Locate every line below that contains the word "this" and copy it.

- [Dataset extract]:

-- Begin --

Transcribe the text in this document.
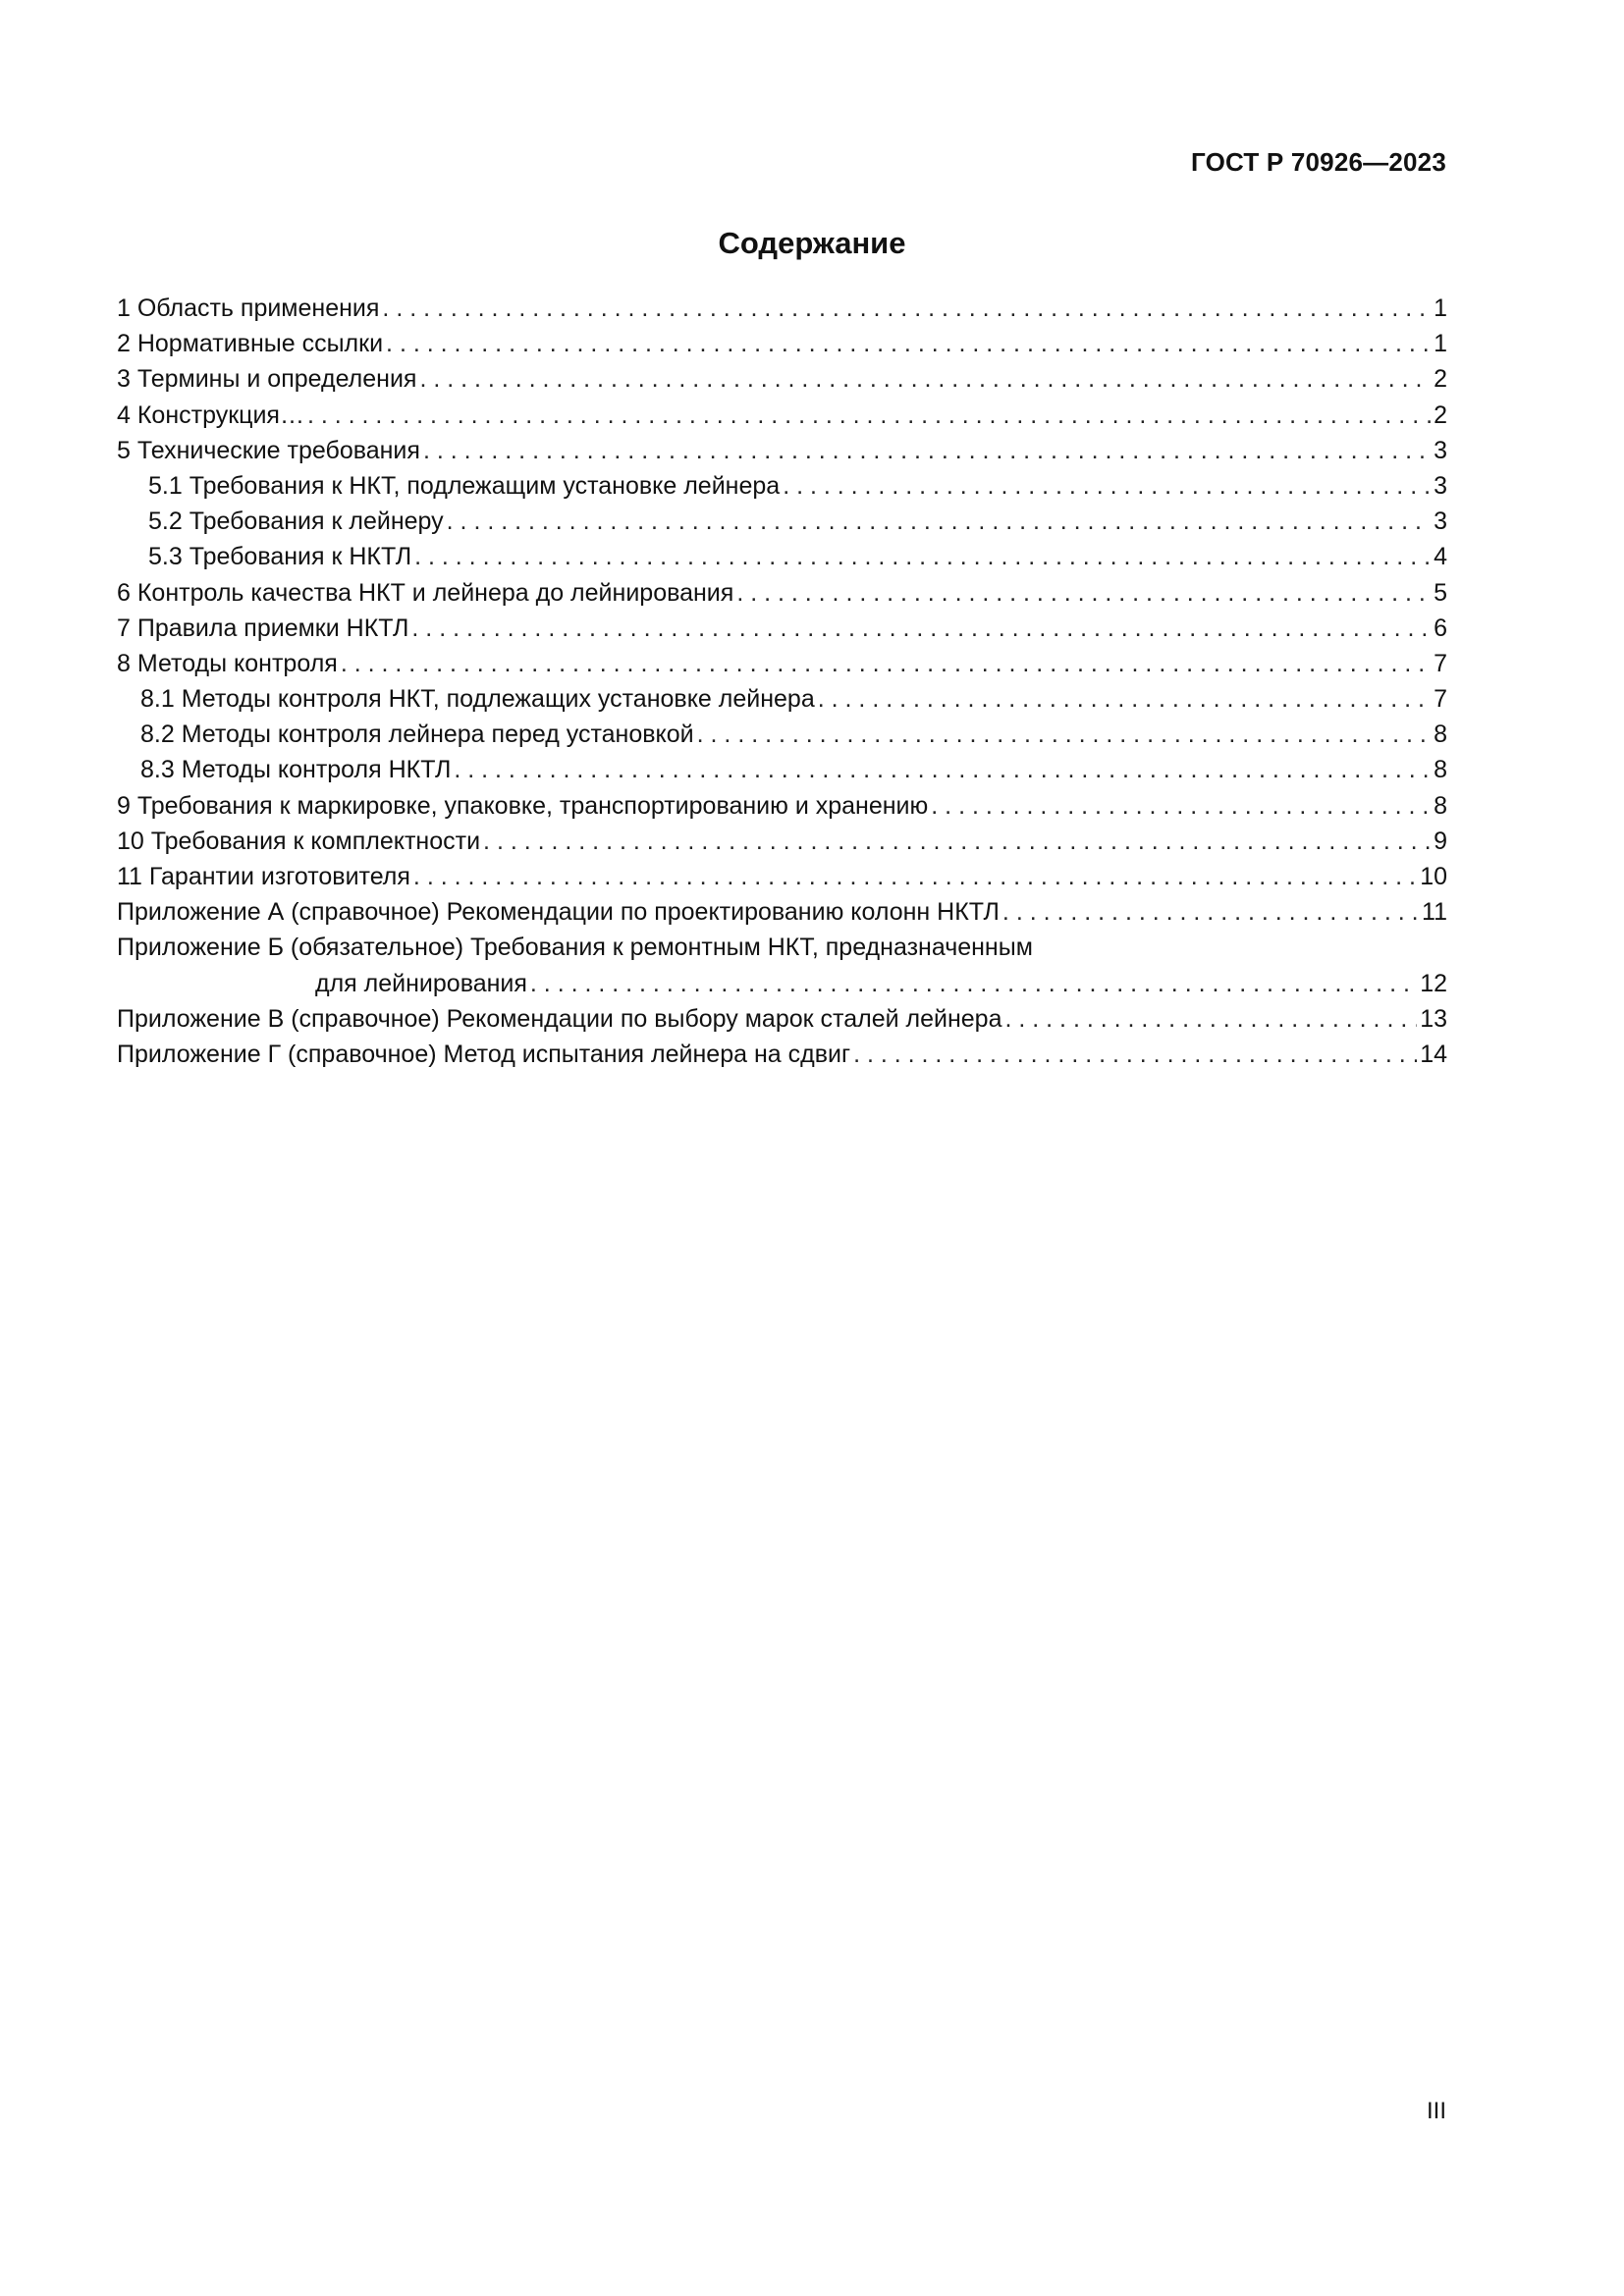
ГОСТ Р 70926—2023
Содержание
1 Область применения . . .	1
2 Нормативные ссылки . . .	1
3 Термины и определения . . .	2
4 Конструкция… . . .	2
5 Технические требования . . .	3
5.1 Требования к НКТ, подлежащим установке лейнера . . .	3
5.2 Требования к лейнеру . . .	3
5.3 Требования к НКТЛ . . .	4
6 Контроль качества НКТ и лейнера до лейнирования . . .	5
7 Правила приемки НКТЛ . . .	6
8 Методы контроля . . .	7
8.1 Методы контроля НКТ, подлежащих установке лейнера . . .	7
8.2 Методы контроля лейнера перед установкой . . .	8
8.3 Методы контроля НКТЛ . . .	8
9 Требования к маркировке, упаковке, транспортированию и хранению . . .	8
10 Требования к комплектности . . .	9
11 Гарантии изготовителя . . .	10
Приложение А (справочное) Рекомендации по проектированию колонн НКТЛ . . .	11
Приложение Б (обязательное) Требования к ремонтным НКТ, предназначенным
для лейнирования . . .	12
Приложение В (справочное) Рекомендации по выбору марок сталей лейнера . . .	13
Приложение Г (справочное) Метод испытания лейнера на сдвиг . . .	14
III
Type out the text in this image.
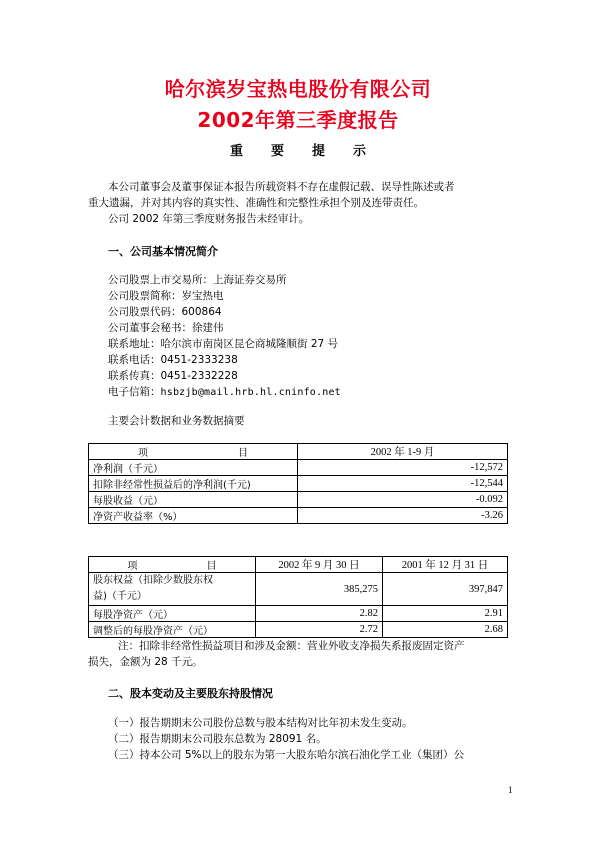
哈尔滨岁宝热电股份有限公司
2002年第三季度报告
重 要 提 示
本公司董事会及董事保证本报告所载资料不存在虚假记载、误导性陈述或者
重大遗漏，并对其内容的真实性、准确性和完整性承担个别及连带责任。
公司 2002 年第三季度财务报告未经审计。
一、公司基本情况简介
公司股票上市交易所：上海证券交易所
公司股票简称：岁宝热电
公司股票代码：600864
公司董事会秘书：徐建伟
联系地址：哈尔滨市南岗区昆仑商城隆顺街 27 号
联系电话：0451-2333238
联系传真：0451-2332228
电子信箱：hsbzjb@mail.hrb.hl.cninfo.net
主要会计数据和业务数据摘要
项 目	2002 年 1-9 月
净利润（千元）	-12,572
扣除非经常性损益后的净利润(千元)	-12,544
每股收益（元）	-0.092
净资产收益率（%）	-3.26
项 目	2002 年 9 月 30 日	2001 年 12 月 31 日

股东权益（扣除少数股东权
益)（千元）	385,275	397,847
每股净资产（元）	2.82	2.91
调整后的每股净资产（元）	2.72	2.68
注：扣除非经常性损益项目和涉及金额：营业外收支净损失系报废固定资产
损失，金额为 28 千元。
二、股本变动及主要股东持股情况
（一）报告期期末公司股份总数与股本结构对比年初未发生变动。
（二）报告期期末公司股东总数为 28091 名。
（三）持本公司 5%以上的股东为第一大股东哈尔滨石油化学工业（集团）公
1
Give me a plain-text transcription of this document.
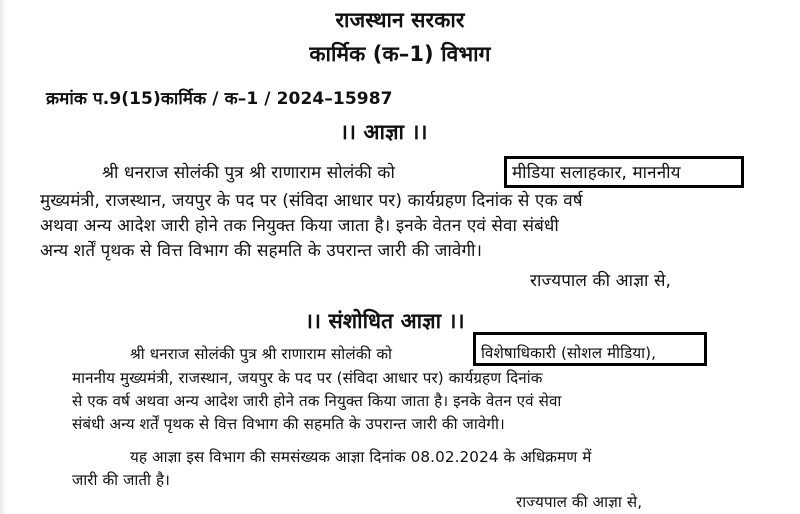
राजस्थान सरकार
कार्मिक (क–1) विभाग
क्रमांक प.9(15)कार्मिक / क–1 / 2024–15987
।। आज्ञा ।।
श्री धनराज सोलंकी पुत्र श्री राणाराम सोलंकी को	मीडिया सलाहकार, माननीय
मुख्यमंत्री, राजस्थान, जयपुर के पद पर (संविदा आधार पर) कार्यग्रहण दिनांक से एक वर्ष
अथवा अन्य आदेश जारी होने तक नियुक्त किया जाता है। इनके वेतन एवं सेवा संबंधी
अन्य शर्तें पृथक से वित्त विभाग की सहमति के उपरान्त जारी की जावेगी।
राज्यपाल की आज्ञा से,
।। संशोधित आज्ञा ।।
श्री धनराज सोलंकी पुत्र श्री राणाराम सोलंकी को	विशेषाधिकारी (सोशल मीडिया),
माननीय मुख्यमंत्री, राजस्थान, जयपुर के पद पर (संविदा आधार पर) कार्यग्रहण दिनांक
से एक वर्ष अथवा अन्य आदेश जारी होने तक नियुक्त किया जाता है। इनके वेतन एवं सेवा
संबंधी अन्य शर्तें पृथक से वित्त विभाग की सहमति के उपरान्त जारी की जावेगी।
यह आज्ञा इस विभाग की समसंख्यक आज्ञा दिनांक 08.02.2024 के अधिक्रमण में
जारी की जाती है।
राज्यपाल की आज्ञा से,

-- End --

- [Solution to the problem]:
Transcribe the text in this document.
Type out the text in this image.
Give me a plain-text transcription of this document.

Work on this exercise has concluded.